What to do
Return the lines below that carry the word "адреса".

— start of Material shown —

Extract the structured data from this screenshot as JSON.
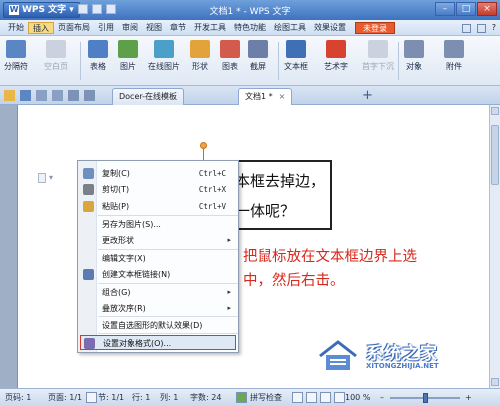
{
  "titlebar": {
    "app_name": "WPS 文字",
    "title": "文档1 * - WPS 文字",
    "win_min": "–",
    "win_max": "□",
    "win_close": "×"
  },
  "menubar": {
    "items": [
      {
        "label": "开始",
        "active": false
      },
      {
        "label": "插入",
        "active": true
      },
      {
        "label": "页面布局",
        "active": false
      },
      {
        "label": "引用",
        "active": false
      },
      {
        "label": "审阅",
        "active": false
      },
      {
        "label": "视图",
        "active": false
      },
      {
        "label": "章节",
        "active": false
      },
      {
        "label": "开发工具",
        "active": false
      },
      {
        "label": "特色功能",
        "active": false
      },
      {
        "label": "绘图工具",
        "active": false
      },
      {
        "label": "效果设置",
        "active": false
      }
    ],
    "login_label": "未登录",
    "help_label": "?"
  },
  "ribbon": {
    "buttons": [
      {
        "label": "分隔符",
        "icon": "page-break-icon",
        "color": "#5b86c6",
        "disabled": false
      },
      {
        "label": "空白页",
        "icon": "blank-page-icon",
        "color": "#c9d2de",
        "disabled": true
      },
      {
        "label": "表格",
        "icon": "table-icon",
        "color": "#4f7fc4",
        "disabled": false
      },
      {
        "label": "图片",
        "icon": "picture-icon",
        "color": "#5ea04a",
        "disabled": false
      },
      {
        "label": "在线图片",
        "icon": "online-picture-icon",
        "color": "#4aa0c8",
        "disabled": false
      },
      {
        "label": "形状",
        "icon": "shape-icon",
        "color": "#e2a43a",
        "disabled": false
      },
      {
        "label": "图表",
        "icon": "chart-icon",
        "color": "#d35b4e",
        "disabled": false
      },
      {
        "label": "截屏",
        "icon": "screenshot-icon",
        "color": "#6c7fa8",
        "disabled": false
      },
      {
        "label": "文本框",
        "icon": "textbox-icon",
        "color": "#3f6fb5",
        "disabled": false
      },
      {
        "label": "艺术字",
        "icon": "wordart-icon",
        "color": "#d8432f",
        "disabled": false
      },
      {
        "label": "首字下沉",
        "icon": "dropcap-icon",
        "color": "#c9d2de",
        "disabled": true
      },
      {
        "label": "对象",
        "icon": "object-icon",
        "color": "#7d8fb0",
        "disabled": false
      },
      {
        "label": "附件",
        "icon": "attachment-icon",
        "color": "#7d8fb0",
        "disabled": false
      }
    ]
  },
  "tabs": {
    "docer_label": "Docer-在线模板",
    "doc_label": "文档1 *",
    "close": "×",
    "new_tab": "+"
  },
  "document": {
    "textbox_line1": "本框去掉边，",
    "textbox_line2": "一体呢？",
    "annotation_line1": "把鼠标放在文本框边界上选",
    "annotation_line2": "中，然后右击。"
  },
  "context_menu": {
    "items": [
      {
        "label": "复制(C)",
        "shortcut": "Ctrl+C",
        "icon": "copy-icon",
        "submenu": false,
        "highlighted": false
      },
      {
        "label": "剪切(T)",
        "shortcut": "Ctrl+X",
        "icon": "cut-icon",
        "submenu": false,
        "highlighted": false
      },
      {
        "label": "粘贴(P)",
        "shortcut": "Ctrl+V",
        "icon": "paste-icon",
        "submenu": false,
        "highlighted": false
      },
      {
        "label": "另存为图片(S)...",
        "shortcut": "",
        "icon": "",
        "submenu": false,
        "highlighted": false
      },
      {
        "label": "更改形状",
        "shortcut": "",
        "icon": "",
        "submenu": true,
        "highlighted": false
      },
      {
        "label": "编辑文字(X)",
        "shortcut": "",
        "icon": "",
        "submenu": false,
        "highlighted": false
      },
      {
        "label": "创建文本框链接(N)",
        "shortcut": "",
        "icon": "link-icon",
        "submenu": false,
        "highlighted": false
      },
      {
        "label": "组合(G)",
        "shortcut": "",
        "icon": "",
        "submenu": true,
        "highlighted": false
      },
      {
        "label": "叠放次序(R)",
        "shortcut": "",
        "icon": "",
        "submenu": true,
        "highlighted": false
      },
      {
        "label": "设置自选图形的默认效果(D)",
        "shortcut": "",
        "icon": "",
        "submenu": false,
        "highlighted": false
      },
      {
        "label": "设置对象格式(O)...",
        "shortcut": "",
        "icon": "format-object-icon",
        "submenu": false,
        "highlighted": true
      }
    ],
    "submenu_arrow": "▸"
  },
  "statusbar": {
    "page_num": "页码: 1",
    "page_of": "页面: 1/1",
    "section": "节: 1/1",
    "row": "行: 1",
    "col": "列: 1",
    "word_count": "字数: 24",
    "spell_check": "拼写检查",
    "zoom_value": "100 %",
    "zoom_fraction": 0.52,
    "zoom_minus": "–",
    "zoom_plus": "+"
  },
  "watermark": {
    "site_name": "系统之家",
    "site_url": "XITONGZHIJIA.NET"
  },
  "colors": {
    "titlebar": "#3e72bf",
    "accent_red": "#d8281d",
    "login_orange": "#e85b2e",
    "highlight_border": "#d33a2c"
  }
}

— end of Material shown —
— start of Material shown —

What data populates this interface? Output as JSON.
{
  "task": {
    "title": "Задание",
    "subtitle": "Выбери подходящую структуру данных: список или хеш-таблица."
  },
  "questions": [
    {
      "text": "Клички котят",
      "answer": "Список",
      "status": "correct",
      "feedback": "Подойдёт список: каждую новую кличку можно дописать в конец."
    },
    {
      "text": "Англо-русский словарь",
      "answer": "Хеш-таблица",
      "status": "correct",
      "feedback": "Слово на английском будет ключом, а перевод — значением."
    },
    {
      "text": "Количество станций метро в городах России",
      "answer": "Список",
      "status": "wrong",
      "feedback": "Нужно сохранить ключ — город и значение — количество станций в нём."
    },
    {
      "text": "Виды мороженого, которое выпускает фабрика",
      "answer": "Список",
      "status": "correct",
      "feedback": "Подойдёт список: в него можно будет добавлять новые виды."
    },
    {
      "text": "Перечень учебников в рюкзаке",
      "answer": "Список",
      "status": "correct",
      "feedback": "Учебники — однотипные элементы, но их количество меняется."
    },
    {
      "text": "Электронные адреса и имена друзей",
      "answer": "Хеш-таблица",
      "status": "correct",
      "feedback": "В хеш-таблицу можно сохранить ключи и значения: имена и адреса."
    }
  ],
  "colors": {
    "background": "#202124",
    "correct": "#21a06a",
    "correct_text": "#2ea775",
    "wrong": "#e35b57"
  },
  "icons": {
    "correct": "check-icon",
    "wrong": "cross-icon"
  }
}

— end of Material shown —
— start of Material shown —

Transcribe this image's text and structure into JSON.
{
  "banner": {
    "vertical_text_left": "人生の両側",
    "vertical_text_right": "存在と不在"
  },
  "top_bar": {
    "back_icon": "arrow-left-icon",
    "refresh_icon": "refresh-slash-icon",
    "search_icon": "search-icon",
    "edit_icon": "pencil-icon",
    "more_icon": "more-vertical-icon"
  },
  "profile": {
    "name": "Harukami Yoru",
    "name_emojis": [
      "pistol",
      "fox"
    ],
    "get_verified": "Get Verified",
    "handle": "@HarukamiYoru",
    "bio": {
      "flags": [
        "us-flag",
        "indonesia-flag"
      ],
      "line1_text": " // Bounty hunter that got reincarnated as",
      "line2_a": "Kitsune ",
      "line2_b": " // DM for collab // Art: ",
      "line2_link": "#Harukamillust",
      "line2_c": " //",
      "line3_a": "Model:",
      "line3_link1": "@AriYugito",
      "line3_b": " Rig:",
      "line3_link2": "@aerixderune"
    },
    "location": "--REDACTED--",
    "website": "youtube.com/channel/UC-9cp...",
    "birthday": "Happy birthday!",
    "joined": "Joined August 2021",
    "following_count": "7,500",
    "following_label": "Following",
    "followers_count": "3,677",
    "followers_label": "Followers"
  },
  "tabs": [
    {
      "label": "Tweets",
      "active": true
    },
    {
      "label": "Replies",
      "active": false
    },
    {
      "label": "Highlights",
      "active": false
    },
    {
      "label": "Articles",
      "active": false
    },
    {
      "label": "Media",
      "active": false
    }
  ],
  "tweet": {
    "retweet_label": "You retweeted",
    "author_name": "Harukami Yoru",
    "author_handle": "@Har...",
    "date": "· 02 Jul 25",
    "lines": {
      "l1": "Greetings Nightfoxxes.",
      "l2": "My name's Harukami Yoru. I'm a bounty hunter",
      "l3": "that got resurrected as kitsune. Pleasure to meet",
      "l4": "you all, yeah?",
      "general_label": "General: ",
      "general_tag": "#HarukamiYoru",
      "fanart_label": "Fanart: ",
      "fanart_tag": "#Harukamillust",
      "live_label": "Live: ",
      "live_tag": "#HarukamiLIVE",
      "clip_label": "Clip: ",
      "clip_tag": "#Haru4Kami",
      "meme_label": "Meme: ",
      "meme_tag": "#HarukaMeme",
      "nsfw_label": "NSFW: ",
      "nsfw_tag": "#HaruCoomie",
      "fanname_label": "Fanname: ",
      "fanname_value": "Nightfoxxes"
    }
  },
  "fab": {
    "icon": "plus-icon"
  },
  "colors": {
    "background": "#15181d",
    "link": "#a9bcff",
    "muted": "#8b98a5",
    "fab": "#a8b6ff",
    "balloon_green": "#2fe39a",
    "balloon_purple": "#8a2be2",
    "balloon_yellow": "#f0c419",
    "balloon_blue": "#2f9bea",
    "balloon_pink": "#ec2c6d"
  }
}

— end of Material shown —

The result
      "text": "Электронные адреса и имена друзей",
      "feedback": "В хеш-таблицу можно сохранить ключи и значения: имена и адреса."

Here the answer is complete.